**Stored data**
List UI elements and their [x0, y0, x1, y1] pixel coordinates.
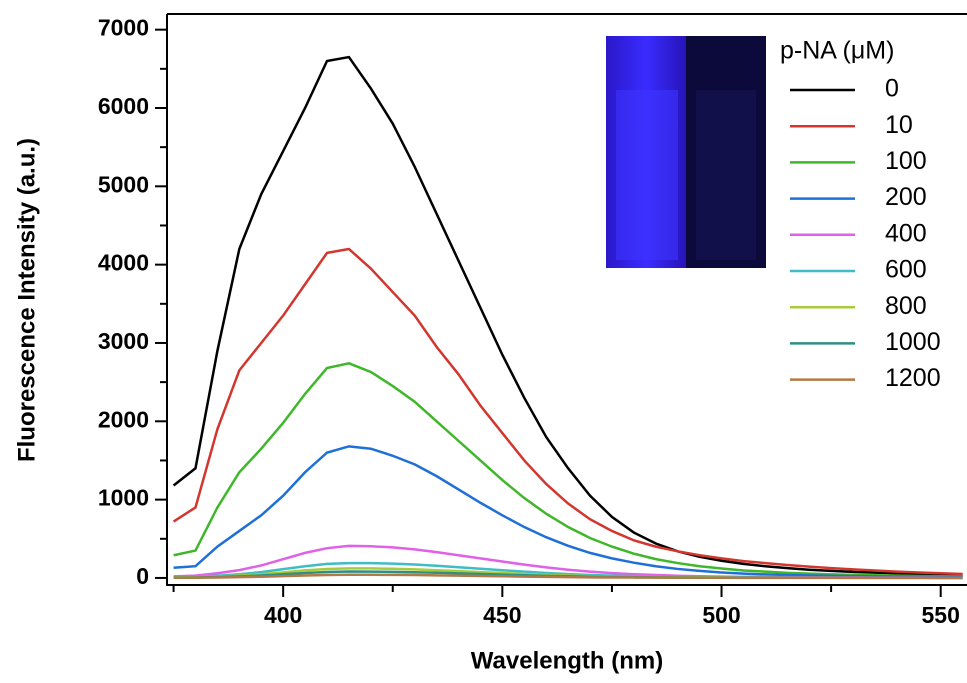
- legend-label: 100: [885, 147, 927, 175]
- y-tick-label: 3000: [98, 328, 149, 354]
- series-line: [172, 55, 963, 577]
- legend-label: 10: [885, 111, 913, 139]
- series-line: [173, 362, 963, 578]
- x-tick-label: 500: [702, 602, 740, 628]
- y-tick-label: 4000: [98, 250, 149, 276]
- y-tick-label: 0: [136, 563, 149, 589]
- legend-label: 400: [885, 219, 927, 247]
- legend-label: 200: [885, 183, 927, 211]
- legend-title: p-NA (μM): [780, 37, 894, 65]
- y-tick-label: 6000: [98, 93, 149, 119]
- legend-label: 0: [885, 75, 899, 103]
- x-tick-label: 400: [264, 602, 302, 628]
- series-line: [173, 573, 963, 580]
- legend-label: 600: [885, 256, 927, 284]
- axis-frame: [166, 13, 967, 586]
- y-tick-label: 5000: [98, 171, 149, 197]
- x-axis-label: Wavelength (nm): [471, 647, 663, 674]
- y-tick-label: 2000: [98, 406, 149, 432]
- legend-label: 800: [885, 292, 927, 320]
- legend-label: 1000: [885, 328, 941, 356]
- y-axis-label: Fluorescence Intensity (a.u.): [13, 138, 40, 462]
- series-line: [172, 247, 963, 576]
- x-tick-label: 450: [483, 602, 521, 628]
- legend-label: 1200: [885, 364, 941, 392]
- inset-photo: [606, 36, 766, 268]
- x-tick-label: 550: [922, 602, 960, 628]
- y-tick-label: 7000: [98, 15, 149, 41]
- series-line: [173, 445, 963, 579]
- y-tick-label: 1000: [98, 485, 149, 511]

**GIVEN INSTRUCTION**
Recast the lines above as a Markdown table with the columns Row and Line. Number each row, skip any blank lines, and leave the pictures out.

**TASK RESULT**
| Row | Line |
|---|---|
| 1 | List UI elements and their [x0, y0, x1, y1] pixel coordinates. |
| 2 | - legend-label: 100: [885, 147, 927, 175] |
| 3 | - y-tick-label: 3000: [98, 328, 149, 354] |
| 4 | - series-line: [172, 55, 963, 577] |
| 5 | - legend-label: 10: [885, 111, 913, 139] |
| 6 | - series-line: [173, 362, 963, 578] |
| 7 | - x-tick-label: 500: [702, 602, 740, 628] |
| 8 | - y-tick-label: 4000: [98, 250, 149, 276] |
| 9 | - y-tick-label: 0: [136, 563, 149, 589] |
| 10 | - legend-label: 400: [885, 219, 927, 247] |
| 11 | - legend-label: 200: [885, 183, 927, 211] |
| 12 | - legend-title: p-NA (μM): [780, 37, 894, 65] |
| 13 | - y-tick-label: 6000: [98, 93, 149, 119] |
| 14 | - legend-label: 0: [885, 75, 899, 103] |
| 15 | - x-tick-label: 400: [264, 602, 302, 628] |
| 16 | - series-line: [173, 573, 963, 580] |
| 17 | - legend-label: 600: [885, 256, 927, 284] |
| 18 | - axis-frame: [166, 13, 967, 586] |
| 19 | - y-tick-label: 5000: [98, 171, 149, 197] |
| 20 | - x-axis-label: Wavelength (nm): [471, 647, 663, 674] |
| 21 | - y-tick-label: 2000: [98, 406, 149, 432] |
| 22 | - legend-label: 800: [885, 292, 927, 320] |
| 23 | - legend-label: 1000: [885, 328, 941, 356] |
| 24 | - y-axis-label: Fluorescence Intensity (a.u.): [13, 138, 40, 462] |
| 25 | - series-line: [172, 247, 963, 576] |
| 26 | - x-tick-label: 450: [483, 602, 521, 628] |
| 27 | - legend-label: 1200: [885, 364, 941, 392] |
| 28 | - inset-photo: [606, 36, 766, 268] |
| 29 | - x-tick-label: 550: [922, 602, 960, 628] |
| 30 | - y-tick-label: 7000: [98, 15, 149, 41] |
| 31 | - series-line: [173, 445, 963, 579] |
| 32 | - y-tick-label: 1000: [98, 485, 149, 511] |